**Problem description:**
Reproduce without alteration the lines from the start of the extracted records through the line that contains "80, 39, 90]", including both the first and the last of these.

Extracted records

[BEGIN]

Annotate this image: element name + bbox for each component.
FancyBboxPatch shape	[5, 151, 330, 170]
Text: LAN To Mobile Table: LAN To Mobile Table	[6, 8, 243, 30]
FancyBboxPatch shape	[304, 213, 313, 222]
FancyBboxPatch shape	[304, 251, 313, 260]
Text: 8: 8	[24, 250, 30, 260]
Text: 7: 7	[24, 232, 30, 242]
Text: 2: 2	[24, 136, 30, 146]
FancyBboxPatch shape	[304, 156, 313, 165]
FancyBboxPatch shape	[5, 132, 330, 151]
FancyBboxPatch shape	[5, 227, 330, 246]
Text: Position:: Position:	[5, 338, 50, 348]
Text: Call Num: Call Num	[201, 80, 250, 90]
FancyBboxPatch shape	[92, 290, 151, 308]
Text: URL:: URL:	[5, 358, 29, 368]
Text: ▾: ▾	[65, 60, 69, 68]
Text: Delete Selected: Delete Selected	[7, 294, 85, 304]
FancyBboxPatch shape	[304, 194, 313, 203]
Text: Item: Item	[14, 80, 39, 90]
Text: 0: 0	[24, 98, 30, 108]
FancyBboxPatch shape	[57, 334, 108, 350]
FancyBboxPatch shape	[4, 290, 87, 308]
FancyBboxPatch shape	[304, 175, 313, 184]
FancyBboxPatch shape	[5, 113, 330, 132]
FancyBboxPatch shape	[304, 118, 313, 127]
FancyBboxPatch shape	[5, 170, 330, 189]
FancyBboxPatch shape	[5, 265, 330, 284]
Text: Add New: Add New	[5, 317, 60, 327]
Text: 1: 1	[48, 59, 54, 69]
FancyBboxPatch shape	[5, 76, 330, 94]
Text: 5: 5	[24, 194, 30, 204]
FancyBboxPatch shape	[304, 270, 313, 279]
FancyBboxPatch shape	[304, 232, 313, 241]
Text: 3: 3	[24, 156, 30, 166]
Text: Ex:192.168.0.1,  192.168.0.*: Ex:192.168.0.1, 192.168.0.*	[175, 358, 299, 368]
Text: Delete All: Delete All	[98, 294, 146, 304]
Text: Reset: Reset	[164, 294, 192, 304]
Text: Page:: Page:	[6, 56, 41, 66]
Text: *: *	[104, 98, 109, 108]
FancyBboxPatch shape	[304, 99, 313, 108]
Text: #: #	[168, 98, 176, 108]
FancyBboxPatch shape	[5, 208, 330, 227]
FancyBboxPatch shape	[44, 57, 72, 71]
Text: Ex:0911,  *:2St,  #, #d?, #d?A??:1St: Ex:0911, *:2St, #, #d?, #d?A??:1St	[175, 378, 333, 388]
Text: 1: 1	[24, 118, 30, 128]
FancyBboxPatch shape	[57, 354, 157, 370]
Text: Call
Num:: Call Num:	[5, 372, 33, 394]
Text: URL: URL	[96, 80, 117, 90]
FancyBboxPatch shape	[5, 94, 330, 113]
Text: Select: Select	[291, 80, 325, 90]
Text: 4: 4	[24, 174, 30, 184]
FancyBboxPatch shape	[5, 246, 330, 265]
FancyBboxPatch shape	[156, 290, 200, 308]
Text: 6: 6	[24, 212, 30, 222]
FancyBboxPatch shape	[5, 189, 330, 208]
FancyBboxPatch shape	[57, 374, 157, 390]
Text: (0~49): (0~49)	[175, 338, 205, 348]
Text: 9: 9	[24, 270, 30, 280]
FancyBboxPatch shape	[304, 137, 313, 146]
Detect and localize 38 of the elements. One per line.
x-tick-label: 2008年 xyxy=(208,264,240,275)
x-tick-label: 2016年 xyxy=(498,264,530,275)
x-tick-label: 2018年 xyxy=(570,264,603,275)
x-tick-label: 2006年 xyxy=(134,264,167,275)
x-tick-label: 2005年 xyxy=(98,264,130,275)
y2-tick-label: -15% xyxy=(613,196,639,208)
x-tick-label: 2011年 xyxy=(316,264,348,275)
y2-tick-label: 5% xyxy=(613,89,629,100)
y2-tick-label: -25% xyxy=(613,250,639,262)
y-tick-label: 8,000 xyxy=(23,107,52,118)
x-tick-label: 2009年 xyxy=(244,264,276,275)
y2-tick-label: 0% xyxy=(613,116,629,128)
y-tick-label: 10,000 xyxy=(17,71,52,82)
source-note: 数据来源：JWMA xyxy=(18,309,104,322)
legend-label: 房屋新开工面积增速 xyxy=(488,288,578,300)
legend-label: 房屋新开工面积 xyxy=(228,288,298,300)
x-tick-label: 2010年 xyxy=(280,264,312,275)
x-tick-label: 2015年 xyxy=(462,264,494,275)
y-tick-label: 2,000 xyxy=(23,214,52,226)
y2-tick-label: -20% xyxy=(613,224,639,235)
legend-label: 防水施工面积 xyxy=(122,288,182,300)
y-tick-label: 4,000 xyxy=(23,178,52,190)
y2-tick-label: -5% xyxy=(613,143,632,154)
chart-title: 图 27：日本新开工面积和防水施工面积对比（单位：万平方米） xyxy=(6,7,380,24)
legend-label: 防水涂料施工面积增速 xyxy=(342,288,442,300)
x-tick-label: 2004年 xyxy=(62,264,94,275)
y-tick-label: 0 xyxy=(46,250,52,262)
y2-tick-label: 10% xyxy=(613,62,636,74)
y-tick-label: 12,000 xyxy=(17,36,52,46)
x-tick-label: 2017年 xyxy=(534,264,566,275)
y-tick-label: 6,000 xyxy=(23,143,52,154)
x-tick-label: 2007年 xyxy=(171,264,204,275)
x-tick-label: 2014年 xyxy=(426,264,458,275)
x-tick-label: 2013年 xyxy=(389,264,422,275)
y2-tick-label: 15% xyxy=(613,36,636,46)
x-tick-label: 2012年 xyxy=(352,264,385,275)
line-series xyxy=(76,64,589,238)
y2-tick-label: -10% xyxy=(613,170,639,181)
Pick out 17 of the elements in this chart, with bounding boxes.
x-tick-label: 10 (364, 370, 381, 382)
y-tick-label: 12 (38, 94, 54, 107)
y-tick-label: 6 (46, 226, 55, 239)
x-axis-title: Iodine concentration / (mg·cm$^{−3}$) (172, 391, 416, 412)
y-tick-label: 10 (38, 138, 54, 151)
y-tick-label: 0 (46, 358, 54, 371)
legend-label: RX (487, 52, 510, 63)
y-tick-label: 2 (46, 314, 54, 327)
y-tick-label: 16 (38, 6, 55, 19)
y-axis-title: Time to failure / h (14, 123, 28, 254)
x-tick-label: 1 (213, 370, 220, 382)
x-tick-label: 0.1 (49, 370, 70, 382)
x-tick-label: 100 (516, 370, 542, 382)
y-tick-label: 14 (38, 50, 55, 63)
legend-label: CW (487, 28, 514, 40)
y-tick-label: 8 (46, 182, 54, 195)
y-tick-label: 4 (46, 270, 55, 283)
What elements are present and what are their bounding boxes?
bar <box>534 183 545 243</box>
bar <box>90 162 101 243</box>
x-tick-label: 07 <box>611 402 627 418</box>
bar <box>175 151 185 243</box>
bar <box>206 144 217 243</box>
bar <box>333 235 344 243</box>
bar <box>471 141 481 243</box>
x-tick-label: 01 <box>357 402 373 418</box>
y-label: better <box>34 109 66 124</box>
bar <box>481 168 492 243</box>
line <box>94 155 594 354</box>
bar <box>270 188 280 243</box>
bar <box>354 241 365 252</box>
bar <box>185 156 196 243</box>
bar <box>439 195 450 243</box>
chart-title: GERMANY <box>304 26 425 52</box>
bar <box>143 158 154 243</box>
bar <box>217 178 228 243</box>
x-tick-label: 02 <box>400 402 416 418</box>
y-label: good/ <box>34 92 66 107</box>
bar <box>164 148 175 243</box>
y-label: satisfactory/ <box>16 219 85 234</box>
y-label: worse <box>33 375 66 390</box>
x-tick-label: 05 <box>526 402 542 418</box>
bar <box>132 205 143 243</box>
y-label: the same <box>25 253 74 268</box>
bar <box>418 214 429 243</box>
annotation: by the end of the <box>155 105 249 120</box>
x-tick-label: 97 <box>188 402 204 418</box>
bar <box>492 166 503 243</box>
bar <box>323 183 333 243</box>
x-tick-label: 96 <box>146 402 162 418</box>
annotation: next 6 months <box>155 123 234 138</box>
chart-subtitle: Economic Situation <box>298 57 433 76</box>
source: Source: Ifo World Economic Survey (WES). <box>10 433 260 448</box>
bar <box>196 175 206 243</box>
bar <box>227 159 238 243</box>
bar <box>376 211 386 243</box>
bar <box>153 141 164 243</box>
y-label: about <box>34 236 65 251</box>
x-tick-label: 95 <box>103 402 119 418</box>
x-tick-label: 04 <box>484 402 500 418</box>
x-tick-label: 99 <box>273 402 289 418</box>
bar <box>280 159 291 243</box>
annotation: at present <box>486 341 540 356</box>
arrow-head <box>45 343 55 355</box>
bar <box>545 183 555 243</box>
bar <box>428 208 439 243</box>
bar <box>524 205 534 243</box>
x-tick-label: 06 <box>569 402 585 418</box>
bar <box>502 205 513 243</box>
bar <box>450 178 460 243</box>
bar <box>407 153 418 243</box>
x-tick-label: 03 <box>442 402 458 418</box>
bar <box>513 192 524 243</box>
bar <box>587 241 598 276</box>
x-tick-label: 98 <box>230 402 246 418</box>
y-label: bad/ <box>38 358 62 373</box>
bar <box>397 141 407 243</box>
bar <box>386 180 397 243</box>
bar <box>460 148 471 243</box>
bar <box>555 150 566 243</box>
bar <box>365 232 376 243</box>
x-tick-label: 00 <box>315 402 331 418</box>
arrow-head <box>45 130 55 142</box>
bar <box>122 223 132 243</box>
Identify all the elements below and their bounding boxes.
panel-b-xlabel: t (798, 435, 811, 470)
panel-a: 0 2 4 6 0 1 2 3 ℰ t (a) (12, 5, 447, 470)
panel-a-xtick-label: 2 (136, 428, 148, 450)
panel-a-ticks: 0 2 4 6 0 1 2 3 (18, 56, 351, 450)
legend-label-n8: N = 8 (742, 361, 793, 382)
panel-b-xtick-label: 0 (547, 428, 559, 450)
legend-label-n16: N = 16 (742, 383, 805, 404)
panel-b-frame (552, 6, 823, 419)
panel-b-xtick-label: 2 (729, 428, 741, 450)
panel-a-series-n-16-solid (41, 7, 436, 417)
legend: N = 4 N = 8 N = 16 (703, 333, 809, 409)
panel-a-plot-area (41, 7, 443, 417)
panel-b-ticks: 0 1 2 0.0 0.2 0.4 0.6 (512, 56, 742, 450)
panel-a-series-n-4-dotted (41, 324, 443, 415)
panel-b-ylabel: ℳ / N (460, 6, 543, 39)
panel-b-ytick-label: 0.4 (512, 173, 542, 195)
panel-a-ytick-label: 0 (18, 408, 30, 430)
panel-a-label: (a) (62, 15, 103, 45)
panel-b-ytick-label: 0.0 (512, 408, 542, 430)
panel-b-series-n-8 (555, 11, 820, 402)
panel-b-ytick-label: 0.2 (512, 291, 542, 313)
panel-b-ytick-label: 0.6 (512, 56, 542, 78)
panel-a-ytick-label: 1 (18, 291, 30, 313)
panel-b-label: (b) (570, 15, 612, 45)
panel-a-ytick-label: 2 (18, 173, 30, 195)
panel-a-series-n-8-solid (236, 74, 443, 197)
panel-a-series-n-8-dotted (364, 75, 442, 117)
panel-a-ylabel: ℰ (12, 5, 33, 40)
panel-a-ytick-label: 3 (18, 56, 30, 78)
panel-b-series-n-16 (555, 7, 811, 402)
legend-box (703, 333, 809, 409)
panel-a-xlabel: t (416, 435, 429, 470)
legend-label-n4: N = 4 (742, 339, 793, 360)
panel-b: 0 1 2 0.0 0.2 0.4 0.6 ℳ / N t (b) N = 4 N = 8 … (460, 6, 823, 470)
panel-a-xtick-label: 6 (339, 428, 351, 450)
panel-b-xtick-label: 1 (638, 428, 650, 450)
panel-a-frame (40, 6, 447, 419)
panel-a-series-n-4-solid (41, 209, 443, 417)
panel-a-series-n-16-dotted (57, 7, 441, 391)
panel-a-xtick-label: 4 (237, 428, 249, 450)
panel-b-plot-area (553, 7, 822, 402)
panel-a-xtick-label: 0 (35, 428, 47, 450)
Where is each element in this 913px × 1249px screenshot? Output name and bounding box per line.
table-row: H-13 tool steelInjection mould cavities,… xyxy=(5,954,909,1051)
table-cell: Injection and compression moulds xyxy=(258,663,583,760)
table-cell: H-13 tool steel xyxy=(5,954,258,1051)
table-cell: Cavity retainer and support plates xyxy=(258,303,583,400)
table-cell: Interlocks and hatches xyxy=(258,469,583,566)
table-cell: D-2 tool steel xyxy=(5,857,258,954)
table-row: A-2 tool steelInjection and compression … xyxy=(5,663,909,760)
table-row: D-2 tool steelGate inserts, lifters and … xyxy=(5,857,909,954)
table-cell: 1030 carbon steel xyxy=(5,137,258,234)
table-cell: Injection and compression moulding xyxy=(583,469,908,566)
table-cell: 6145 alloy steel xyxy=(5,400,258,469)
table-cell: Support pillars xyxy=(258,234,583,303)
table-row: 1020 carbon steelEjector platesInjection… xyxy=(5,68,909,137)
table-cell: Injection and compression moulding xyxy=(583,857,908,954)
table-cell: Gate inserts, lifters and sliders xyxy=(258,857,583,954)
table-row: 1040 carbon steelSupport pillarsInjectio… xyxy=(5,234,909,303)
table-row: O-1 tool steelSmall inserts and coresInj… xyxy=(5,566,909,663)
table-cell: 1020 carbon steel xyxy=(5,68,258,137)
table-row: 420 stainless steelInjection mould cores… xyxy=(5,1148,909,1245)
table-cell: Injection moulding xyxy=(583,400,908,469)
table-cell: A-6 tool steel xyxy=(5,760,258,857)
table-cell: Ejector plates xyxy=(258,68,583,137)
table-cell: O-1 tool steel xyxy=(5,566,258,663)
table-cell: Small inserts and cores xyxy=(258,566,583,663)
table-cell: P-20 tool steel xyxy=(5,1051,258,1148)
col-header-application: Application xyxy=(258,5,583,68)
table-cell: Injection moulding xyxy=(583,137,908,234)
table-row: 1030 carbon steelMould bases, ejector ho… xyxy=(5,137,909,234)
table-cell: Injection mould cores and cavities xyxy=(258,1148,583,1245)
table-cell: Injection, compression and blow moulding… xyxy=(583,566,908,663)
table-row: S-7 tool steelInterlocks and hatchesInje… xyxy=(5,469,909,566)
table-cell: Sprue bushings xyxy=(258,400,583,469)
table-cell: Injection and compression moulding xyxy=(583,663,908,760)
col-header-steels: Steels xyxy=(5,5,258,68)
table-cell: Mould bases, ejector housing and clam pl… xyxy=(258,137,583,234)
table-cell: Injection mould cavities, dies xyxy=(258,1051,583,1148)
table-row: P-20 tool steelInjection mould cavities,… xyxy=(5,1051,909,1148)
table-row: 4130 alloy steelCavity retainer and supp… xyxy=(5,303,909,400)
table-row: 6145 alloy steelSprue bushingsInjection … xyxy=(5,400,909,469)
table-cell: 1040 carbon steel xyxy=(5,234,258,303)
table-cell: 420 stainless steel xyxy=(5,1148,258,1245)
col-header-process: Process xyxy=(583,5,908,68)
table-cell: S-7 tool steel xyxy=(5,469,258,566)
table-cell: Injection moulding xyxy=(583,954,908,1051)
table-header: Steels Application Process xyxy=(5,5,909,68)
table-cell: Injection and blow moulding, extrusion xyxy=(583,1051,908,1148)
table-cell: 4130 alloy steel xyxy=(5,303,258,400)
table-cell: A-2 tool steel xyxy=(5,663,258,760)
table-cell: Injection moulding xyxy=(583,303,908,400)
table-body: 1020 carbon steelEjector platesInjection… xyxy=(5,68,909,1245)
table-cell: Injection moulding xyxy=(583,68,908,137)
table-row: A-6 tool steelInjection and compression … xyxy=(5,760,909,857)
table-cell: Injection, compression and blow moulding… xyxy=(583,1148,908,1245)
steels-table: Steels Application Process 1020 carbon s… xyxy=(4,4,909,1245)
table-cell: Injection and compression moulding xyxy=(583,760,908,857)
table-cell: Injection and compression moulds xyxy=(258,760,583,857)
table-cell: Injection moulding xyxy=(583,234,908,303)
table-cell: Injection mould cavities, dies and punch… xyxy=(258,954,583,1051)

[END]

**Written answer:**
Annotate this image: element name + bbox for each component.
FancyBboxPatch shape	[5, 151, 330, 170]
Text: LAN To Mobile Table: LAN To Mobile Table	[6, 8, 243, 30]
FancyBboxPatch shape	[304, 213, 313, 222]
FancyBboxPatch shape	[304, 251, 313, 260]
Text: 8: 8	[24, 250, 30, 260]
Text: 7: 7	[24, 232, 30, 242]
Text: 2: 2	[24, 136, 30, 146]
FancyBboxPatch shape	[304, 156, 313, 165]
FancyBboxPatch shape	[5, 132, 330, 151]
FancyBboxPatch shape	[5, 227, 330, 246]
Text: Position:: Position:	[5, 338, 50, 348]
Text: Call Num: Call Num	[201, 80, 250, 90]
FancyBboxPatch shape	[92, 290, 151, 308]
Text: URL:: URL:	[5, 358, 29, 368]
Text: ▾: ▾	[65, 60, 69, 68]
Text: Delete Selected: Delete Selected	[7, 294, 85, 304]
FancyBboxPatch shape	[304, 194, 313, 203]
Text: Item: Item	[14, 80, 39, 90]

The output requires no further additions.